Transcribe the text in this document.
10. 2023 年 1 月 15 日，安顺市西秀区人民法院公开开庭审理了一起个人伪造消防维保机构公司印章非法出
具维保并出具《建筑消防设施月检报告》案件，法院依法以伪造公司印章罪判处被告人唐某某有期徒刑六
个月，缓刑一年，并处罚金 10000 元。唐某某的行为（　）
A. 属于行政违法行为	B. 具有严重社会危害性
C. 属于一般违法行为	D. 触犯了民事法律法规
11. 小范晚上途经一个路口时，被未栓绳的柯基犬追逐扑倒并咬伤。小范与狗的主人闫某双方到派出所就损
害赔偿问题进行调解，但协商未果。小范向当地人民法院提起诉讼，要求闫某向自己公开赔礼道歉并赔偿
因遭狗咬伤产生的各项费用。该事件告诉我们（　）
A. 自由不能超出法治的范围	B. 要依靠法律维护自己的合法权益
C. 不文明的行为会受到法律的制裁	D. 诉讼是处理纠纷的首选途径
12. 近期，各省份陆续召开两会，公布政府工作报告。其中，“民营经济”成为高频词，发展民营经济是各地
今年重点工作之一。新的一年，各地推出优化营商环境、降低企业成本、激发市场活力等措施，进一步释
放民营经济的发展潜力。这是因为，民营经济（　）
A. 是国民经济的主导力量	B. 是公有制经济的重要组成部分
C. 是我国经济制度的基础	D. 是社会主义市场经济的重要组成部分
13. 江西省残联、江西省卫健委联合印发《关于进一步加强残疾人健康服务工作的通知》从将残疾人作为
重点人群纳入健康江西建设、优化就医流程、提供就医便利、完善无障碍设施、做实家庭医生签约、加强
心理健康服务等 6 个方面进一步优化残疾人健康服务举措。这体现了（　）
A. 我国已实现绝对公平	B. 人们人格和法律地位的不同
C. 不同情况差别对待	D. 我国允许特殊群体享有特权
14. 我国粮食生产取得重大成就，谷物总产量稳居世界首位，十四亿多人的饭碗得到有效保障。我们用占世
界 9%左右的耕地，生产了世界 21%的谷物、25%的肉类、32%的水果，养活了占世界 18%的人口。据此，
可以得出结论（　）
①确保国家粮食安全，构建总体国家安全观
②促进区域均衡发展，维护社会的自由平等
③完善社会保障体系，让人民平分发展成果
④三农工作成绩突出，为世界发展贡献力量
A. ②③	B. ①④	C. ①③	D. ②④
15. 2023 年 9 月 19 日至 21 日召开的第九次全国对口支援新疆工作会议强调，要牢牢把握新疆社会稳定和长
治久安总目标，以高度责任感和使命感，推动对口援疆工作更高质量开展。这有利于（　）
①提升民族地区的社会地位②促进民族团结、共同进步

☆ ☆ ☆ ☆ ☆ ☆ ☆

→ YOUR TASK: Repeat every record exactly as written, please.

→ EXERCISE OUTPUT:
Transcribe the text in this document.
10. 2023 年 1 月 15 日，安顺市西秀区人民法院公开开庭审理了一起个人伪造消防维保机构公司印章非法出
具维保并出具《建筑消防设施月检报告》案件，法院依法以伪造公司印章罪判处被告人唐某某有期徒刑六
个月，缓刑一年，并处罚金 10000 元。唐某某的行为（　）
A. 属于行政违法行为	B. 具有严重社会危害性
C. 属于一般违法行为	D. 触犯了民事法律法规
11. 小范晚上途经一个路口时，被未栓绳的柯基犬追逐扑倒并咬伤。小范与狗的主人闫某双方到派出所就损
害赔偿问题进行调解，但协商未果。小范向当地人民法院提起诉讼，要求闫某向自己公开赔礼道歉并赔偿
因遭狗咬伤产生的各项费用。该事件告诉我们（　）
A. 自由不能超出法治的范围	B. 要依靠法律维护自己的合法权益
C. 不文明的行为会受到法律的制裁	D. 诉讼是处理纠纷的首选途径
12. 近期，各省份陆续召开两会，公布政府工作报告。其中，“民营经济”成为高频词，发展民营经济是各地
今年重点工作之一。新的一年，各地推出优化营商环境、降低企业成本、激发市场活力等措施，进一步释
放民营经济的发展潜力。这是因为，民营经济（　）
A. 是国民经济的主导力量	B. 是公有制经济的重要组成部分
C. 是我国经济制度的基础	D. 是社会主义市场经济的重要组成部分
13. 江西省残联、江西省卫健委联合印发《关于进一步加强残疾人健康服务工作的通知》从将残疾人作为
重点人群纳入健康江西建设、优化就医流程、提供就医便利、完善无障碍设施、做实家庭医生签约、加强
心理健康服务等 6 个方面进一步优化残疾人健康服务举措。这体现了（　）
A. 我国已实现绝对公平	B. 人们人格和法律地位的不同
C. 不同情况差别对待	D. 我国允许特殊群体享有特权
14. 我国粮食生产取得重大成就，谷物总产量稳居世界首位，十四亿多人的饭碗得到有效保障。我们用占世
界 9%左右的耕地，生产了世界 21%的谷物、25%的肉类、32%的水果，养活了占世界 18%的人口。据此，
可以得出结论（　）
①确保国家粮食安全，构建总体国家安全观
②促进区域均衡发展，维护社会的自由平等
③完善社会保障体系，让人民平分发展成果
④三农工作成绩突出，为世界发展贡献力量
A. ②③	B. ①④	C. ①③	D. ②④
15. 2023 年 9 月 19 日至 21 日召开的第九次全国对口支援新疆工作会议强调，要牢牢把握新疆社会稳定和长
治久安总目标，以高度责任感和使命感，推动对口援疆工作更高质量开展。这有利于（　）
①提升民族地区的社会地位②促进民族团结、共同进步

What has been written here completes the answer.